====== Data supplied

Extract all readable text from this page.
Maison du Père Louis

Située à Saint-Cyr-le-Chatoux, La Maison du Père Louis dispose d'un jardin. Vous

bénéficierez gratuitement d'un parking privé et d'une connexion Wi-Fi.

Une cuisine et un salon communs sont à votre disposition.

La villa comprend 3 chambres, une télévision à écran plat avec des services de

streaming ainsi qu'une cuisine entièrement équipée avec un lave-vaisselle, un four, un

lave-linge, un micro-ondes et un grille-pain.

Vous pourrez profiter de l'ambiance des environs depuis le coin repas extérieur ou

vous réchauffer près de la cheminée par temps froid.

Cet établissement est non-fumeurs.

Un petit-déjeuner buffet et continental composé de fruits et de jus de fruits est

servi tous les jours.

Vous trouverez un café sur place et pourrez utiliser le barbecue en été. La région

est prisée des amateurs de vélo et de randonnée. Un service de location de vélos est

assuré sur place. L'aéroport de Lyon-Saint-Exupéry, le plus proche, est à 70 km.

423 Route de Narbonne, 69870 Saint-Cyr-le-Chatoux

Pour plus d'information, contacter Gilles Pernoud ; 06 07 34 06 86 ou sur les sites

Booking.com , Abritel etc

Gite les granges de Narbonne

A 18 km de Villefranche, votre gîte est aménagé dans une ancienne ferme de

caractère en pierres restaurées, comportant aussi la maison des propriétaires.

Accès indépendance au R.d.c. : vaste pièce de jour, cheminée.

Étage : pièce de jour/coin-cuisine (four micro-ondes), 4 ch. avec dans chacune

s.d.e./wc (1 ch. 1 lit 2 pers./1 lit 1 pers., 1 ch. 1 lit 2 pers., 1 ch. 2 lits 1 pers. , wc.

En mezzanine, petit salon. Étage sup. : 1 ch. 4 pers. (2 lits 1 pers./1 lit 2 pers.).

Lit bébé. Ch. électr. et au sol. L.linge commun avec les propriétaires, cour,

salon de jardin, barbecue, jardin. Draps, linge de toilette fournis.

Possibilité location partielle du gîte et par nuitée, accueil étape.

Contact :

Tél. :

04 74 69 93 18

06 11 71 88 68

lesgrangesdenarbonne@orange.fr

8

============

### [Exercise goal]
Answer only with how many lines in the records include "gîte".

### [Exercise response]
2